▼
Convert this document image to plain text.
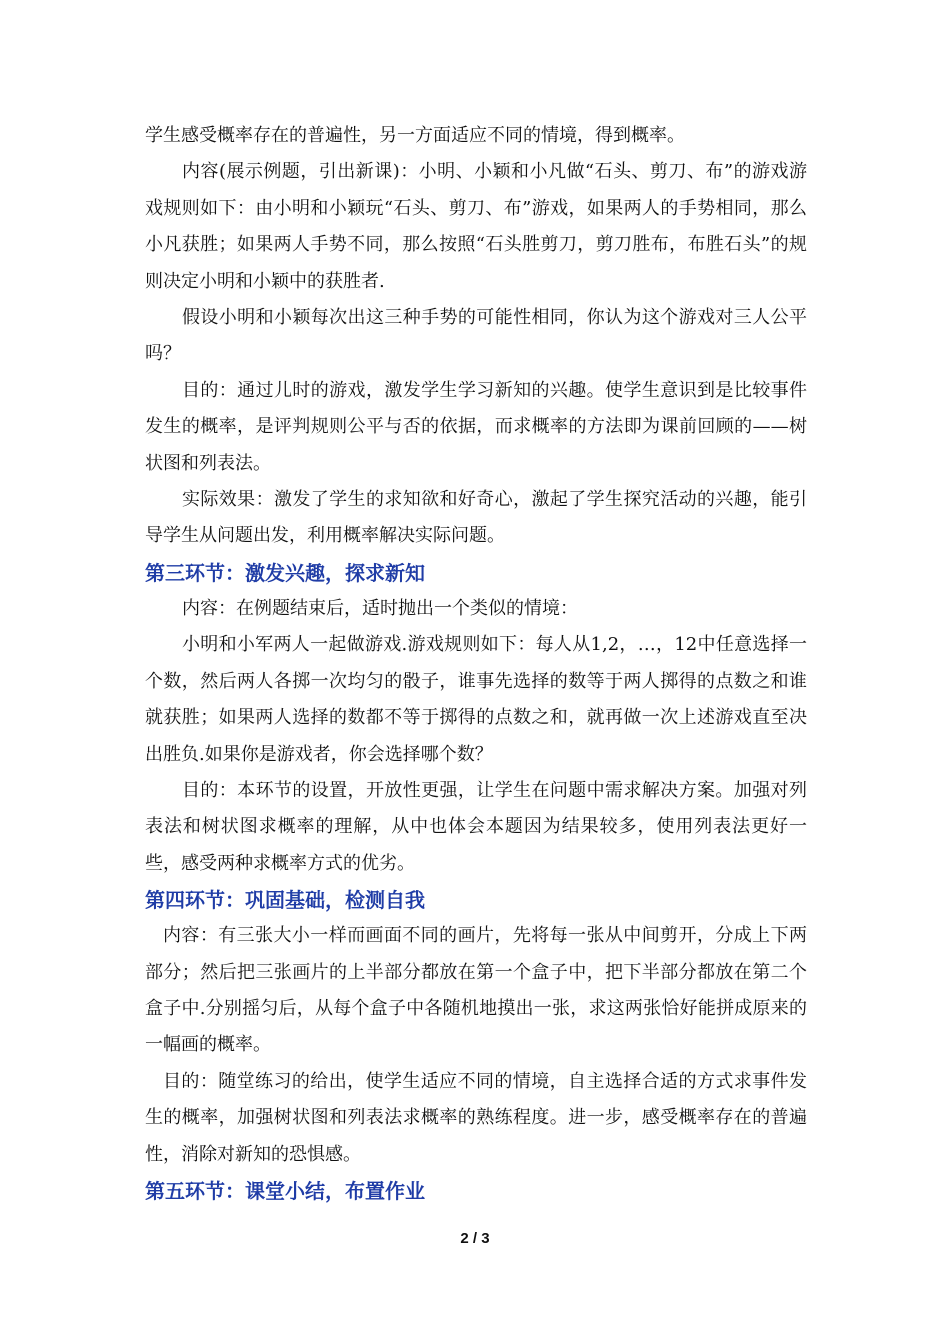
学生感受概率存在的普遍性，另一方面适应不同的情境，得到概率。

内容(展示例题，引出新课)：小明、小颖和小凡做“石头、剪刀、布”的游戏游戏规则如下：由小明和小颖玩“石头、剪刀、布”游戏，如果两人的手势相同，那么小凡获胜；如果两人手势不同，那么按照“石头胜剪刀，剪刀胜布，布胜石头”的规则决定小明和小颖中的获胜者.

假设小明和小颖每次出这三种手势的可能性相同，你认为这个游戏对三人公平吗？

目的：通过儿时的游戏，激发学生学习新知的兴趣。使学生意识到是比较事件发生的概率，是评判规则公平与否的依据，而求概率的方法即为课前回顾的——树状图和列表法。

实际效果：激发了学生的求知欲和好奇心，激起了学生探究活动的兴趣，能引导学生从问题出发，利用概率解决实际问题。

第三环节：激发兴趣，探求新知

内容：在例题结束后，适时抛出一个类似的情境：

小明和小军两人一起做游戏.游戏规则如下：每人从1,2，…，12中任意选择一个数，然后两人各掷一次均匀的骰子，谁事先选择的数等于两人掷得的点数之和谁就获胜；如果两人选择的数都不等于掷得的点数之和，就再做一次上述游戏直至决出胜负.如果你是游戏者，你会选择哪个数？

目的：本环节的设置，开放性更强，让学生在问题中需求解决方案。加强对列表法和树状图求概率的理解，从中也体会本题因为结果较多，使用列表法更好一些，感受两种求概率方式的优劣。

第四环节：巩固基础，检测自我

内容：有三张大小一样而画面不同的画片，先将每一张从中间剪开，分成上下两部分；然后把三张画片的上半部分都放在第一个盒子中，把下半部分都放在第二个盒子中.分别摇匀后，从每个盒子中各随机地摸出一张，求这两张恰好能拼成原来的一幅画的概率。

目的：随堂练习的给出，使学生适应不同的情境，自主选择合适的方式求事件发生的概率，加强树状图和列表法求概率的熟练程度。进一步，感受概率存在的普遍性，消除对新知的恐惧感。

第五环节：课堂小结，布置作业
2 / 3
▲
## TO BE DONE
Pictures are excluded; copy every other part of the records exactly.

## EXERCISE SOLUTION
Convert this document image to plain text.
学生感受概率存在的普遍性，另一方面适应不同的情境，得到概率。

内容(展示例题，引出新课)：小明、小颖和小凡做“石头、剪刀、布”的游戏游戏规则如下：由小明和小颖玩“石头、剪刀、布”游戏，如果两人的手势相同，那么小凡获胜；如果两人手势不同，那么按照“石头胜剪刀，剪刀胜布，布胜石头”的规则决定小明和小颖中的获胜者.

假设小明和小颖每次出这三种手势的可能性相同，你认为这个游戏对三人公平吗？

目的：通过儿时的游戏，激发学生学习新知的兴趣。使学生意识到是比较事件发生的概率，是评判规则公平与否的依据，而求概率的方法即为课前回顾的——树状图和列表法。

实际效果：激发了学生的求知欲和好奇心，激起了学生探究活动的兴趣，能引导学生从问题出发，利用概率解决实际问题。

第三环节：激发兴趣，探求新知

内容：在例题结束后，适时抛出一个类似的情境：

小明和小军两人一起做游戏.游戏规则如下：每人从1,2，…，12中任意选择一个数，然后两人各掷一次均匀的骰子，谁事先选择的数等于两人掷得的点数之和谁就获胜；如果两人选择的数都不等于掷得的点数之和，就再做一次上述游戏直至决出胜负.如果你是游戏者，你会选择哪个数？

目的：本环节的设置，开放性更强，让学生在问题中需求解决方案。加强对列表法和树状图求概率的理解，从中也体会本题因为结果较多，使用列表法更好一些，感受两种求概率方式的优劣。

第四环节：巩固基础，检测自我

内容：有三张大小一样而画面不同的画片，先将每一张从中间剪开，分成上下两部分；然后把三张画片的上半部分都放在第一个盒子中，把下半部分都放在第二个盒子中.分别摇匀后，从每个盒子中各随机地摸出一张，求这两张恰好能拼成原来的一幅画的概率。

目的：随堂练习的给出，使学生适应不同的情境，自主选择合适的方式求事件发生的概率，加强树状图和列表法求概率的熟练程度。进一步，感受概率存在的普遍性，消除对新知的恐惧感。

第五环节：课堂小结，布置作业
2 / 3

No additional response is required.